▼

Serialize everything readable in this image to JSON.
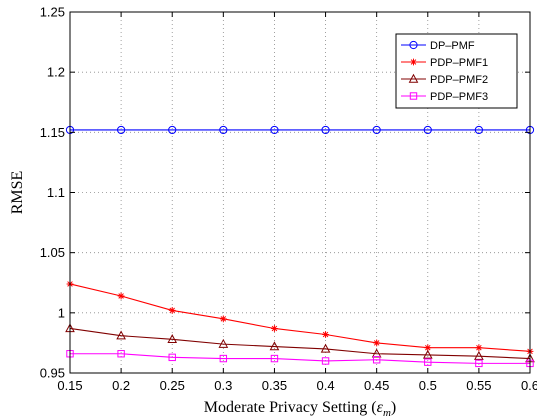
{
  "chart_data": {
    "type": "line",
    "title": "",
    "xlabel": "Moderate Privacy Setting (",
    "xlabel_symbol": "ε",
    "xlabel_subscript": "m",
    "xlabel_suffix": ")",
    "ylabel": "RMSE",
    "xlim": [
      0.15,
      0.6
    ],
    "ylim": [
      0.95,
      1.25
    ],
    "x": [
      0.15,
      0.2,
      0.25,
      0.3,
      0.35,
      0.4,
      0.45,
      0.5,
      0.55,
      0.6
    ],
    "x_ticks": [
      "0.15",
      "0.2",
      "0.25",
      "0.3",
      "0.35",
      "0.4",
      "0.45",
      "0.5",
      "0.55",
      "0.6"
    ],
    "y_ticks": [
      "0.95",
      "1",
      "1.05",
      "1.1",
      "1.15",
      "1.2",
      "1.25"
    ],
    "y_tick_values": [
      0.95,
      1.0,
      1.05,
      1.1,
      1.15,
      1.2,
      1.25
    ],
    "grid": true,
    "legend_position": "top-right",
    "series": [
      {
        "name": "DP–PMF",
        "color": "#0000ff",
        "marker": "circle",
        "values": [
          1.152,
          1.152,
          1.152,
          1.152,
          1.152,
          1.152,
          1.152,
          1.152,
          1.152,
          1.152
        ]
      },
      {
        "name": "PDP–PMF1",
        "color": "#ff0000",
        "marker": "star",
        "values": [
          1.024,
          1.014,
          1.002,
          0.995,
          0.987,
          0.982,
          0.975,
          0.971,
          0.971,
          0.968
        ]
      },
      {
        "name": "PDP–PMF2",
        "color": "#800000",
        "marker": "triangle",
        "values": [
          0.987,
          0.981,
          0.978,
          0.974,
          0.972,
          0.97,
          0.966,
          0.965,
          0.964,
          0.962
        ]
      },
      {
        "name": "PDP–PMF3",
        "color": "#ff00ff",
        "marker": "square",
        "values": [
          0.966,
          0.966,
          0.963,
          0.962,
          0.962,
          0.96,
          0.961,
          0.959,
          0.958,
          0.958
        ]
      }
    ]
  }
}
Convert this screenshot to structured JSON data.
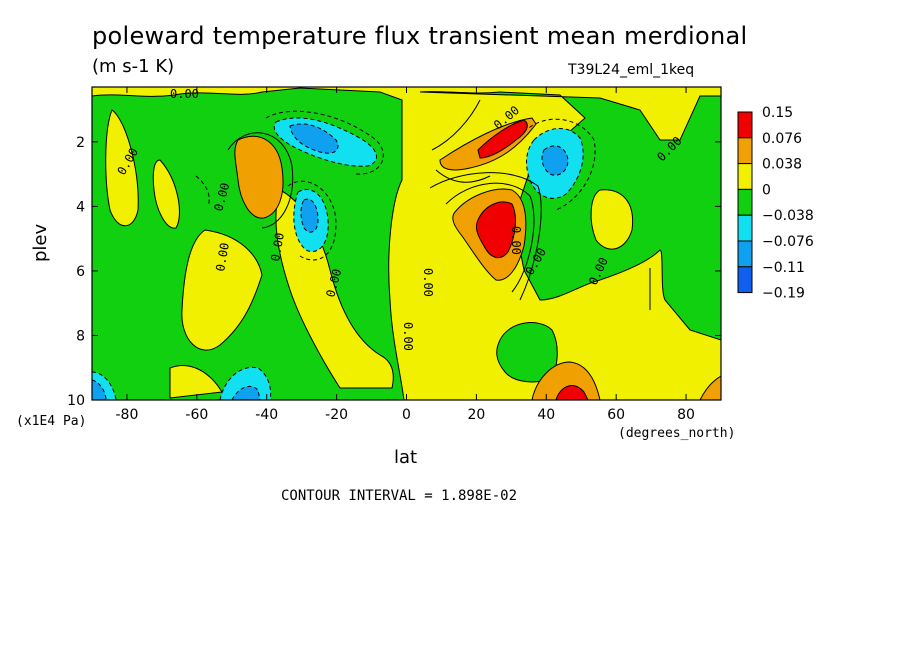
{
  "chart_data": {
    "type": "heatmap",
    "title": "poleward temperature flux transient mean merdional",
    "units": "(m s-1 K)",
    "run_label": "T39L24_eml_1keq",
    "xlabel": "lat",
    "x_unit": "(degrees_north)",
    "ylabel": "plev",
    "y_unit": "(x1E4 Pa)",
    "xlim": [
      -90,
      90
    ],
    "ylim": [
      10,
      0.3
    ],
    "x_ticks": [
      -80,
      -60,
      -40,
      -20,
      0,
      20,
      40,
      60,
      80
    ],
    "x_tick_labels": [
      "-80",
      "-60",
      "-40",
      "-20",
      "0",
      "20",
      "40",
      "60",
      "80"
    ],
    "y_ticks": [
      2,
      4,
      6,
      8,
      10
    ],
    "y_tick_labels": [
      "2",
      "4",
      "6",
      "8",
      "10"
    ],
    "contour_interval_label": "CONTOUR INTERVAL = 1.898E-02",
    "zero_contour_label": "0.00",
    "legend": {
      "labels": [
        "0.15",
        "0.076",
        "0.038",
        "0",
        "−0.038",
        "−0.076",
        "−0.11",
        "−0.19"
      ],
      "colors": [
        "#f00000",
        "#f0a000",
        "#f0f000",
        "#10d010",
        "#10e0f0",
        "#10a0f0",
        "#1060f0"
      ]
    },
    "features": [
      {
        "lat": -40,
        "plev": 2.6,
        "value": 0.06
      },
      {
        "lat": -30,
        "plev": 1.7,
        "value": -0.07
      },
      {
        "lat": -28,
        "plev": 4.1,
        "value": -0.06
      },
      {
        "lat": -45,
        "plev": 9.6,
        "value": -0.06
      },
      {
        "lat": 30,
        "plev": 1.7,
        "value": 0.09
      },
      {
        "lat": 27,
        "plev": 4.5,
        "value": 0.08
      },
      {
        "lat": 45,
        "plev": 9.8,
        "value": 0.08
      },
      {
        "lat": 42,
        "plev": 2.5,
        "value": -0.06
      },
      {
        "lat": 90,
        "plev": 9.8,
        "value": 0.05
      },
      {
        "lat": -90,
        "plev": 9.8,
        "value": -0.06
      }
    ]
  }
}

▲

### GOAL
All of the data needs repeating exactly, but the pictures do not.

### WRITTEN RESPONSE
Serialize everything readable in this image to JSON.
{
  "chart_data": {
    "type": "line",
    "title": "",
    "xlabel": "Moderate Privacy Setting (",
    "xlabel_symbol": "ε",
    "xlabel_subscript": "m",
    "xlabel_suffix": ")",
    "ylabel": "RMSE",
    "xlim": [
      0.15,
      0.6
    ],
    "ylim": [
      0.95,
      1.25
    ],
    "x": [
      0.15,
      0.2,
      0.25,
      0.3,
      0.35,
      0.4,
      0.45,
      0.5,
      0.55,
      0.6
    ],
    "x_ticks": [
      "0.15",
      "0.2",
      "0.25",
      "0.3",
      "0.35",
      "0.4",
      "0.45",
      "0.5",
      "0.55",
      "0.6"
    ],
    "y_ticks": [
      "0.95",
      "1",
      "1.05",
      "1.1",
      "1.15",
      "1.2",
      "1.25"
    ],
    "y_tick_values": [
      0.95,
      1.0,
      1.05,
      1.1,
      1.15,
      1.2,
      1.25
    ],
    "grid": true,
    "legend_position": "top-right",
    "series": [
      {
        "name": "DP–PMF",
        "color": "#0000ff",
        "marker": "circle",
        "values": [
          1.152,
          1.152,
          1.152,
          1.152,
          1.152,
          1.152,
          1.152,
          1.152,
          1.152,
          1.152
        ]
      },
      {
        "name": "PDP–PMF1",
        "color": "#ff0000",
        "marker": "star",
        "values": [
          1.024,
          1.014,
          1.002,
          0.995,
          0.987,
          0.982,
          0.975,
          0.971,
          0.971,
          0.968
        ]
      },
      {
        "name": "PDP–PMF2",
        "color": "#800000",
        "marker": "triangle",
        "values": [
          0.987,
          0.981,
          0.978,
          0.974,
          0.972,
          0.97,
          0.966,
          0.965,
          0.964,
          0.962
        ]
      },
      {
        "name": "PDP–PMF3",
        "color": "#ff00ff",
        "marker": "square",
        "values": [
          0.966,
          0.966,
          0.963,
          0.962,
          0.962,
          0.96,
          0.961,
          0.959,
          0.958,
          0.958
        ]
      }
    ]
  }
}
Convert this screenshot to structured JSON data.
{
  "chart_data": {
    "type": "heatmap",
    "title": "poleward temperature flux transient mean merdional",
    "units": "(m s-1 K)",
    "run_label": "T39L24_eml_1keq",
    "xlabel": "lat",
    "x_unit": "(degrees_north)",
    "ylabel": "plev",
    "y_unit": "(x1E4 Pa)",
    "xlim": [
      -90,
      90
    ],
    "ylim": [
      10,
      0.3
    ],
    "x_ticks": [
      -80,
      -60,
      -40,
      -20,
      0,
      20,
      40,
      60,
      80
    ],
    "x_tick_labels": [
      "-80",
      "-60",
      "-40",
      "-20",
      "0",
      "20",
      "40",
      "60",
      "80"
    ],
    "y_ticks": [
      2,
      4,
      6,
      8,
      10
    ],
    "y_tick_labels": [
      "2",
      "4",
      "6",
      "8",
      "10"
    ],
    "contour_interval_label": "CONTOUR INTERVAL = 1.898E-02",
    "zero_contour_label": "0.00",
    "legend": {
      "labels": [
        "0.15",
        "0.076",
        "0.038",
        "0",
        "−0.038",
        "−0.076",
        "−0.11",
        "−0.19"
      ],
      "colors": [
        "#f00000",
        "#f0a000",
        "#f0f000",
        "#10d010",
        "#10e0f0",
        "#10a0f0",
        "#1060f0"
      ]
    },
    "features": [
      {
        "lat": -40,
        "plev": 2.6,
        "value": 0.06
      },
      {
        "lat": -30,
        "plev": 1.7,
        "value": -0.07
      },
      {
        "lat": -28,
        "plev": 4.1,
        "value": -0.06
      },
      {
        "lat": -45,
        "plev": 9.6,
        "value": -0.06
      },
      {
        "lat": 30,
        "plev": 1.7,
        "value": 0.09
      },
      {
        "lat": 27,
        "plev": 4.5,
        "value": 0.08
      },
      {
        "lat": 45,
        "plev": 9.8,
        "value": 0.08
      },
      {
        "lat": 42,
        "plev": 2.5,
        "value": -0.06
      },
      {
        "lat": 90,
        "plev": 9.8,
        "value": 0.05
      },
      {
        "lat": -90,
        "plev": 9.8,
        "value": -0.06
      }
    ]
  }
}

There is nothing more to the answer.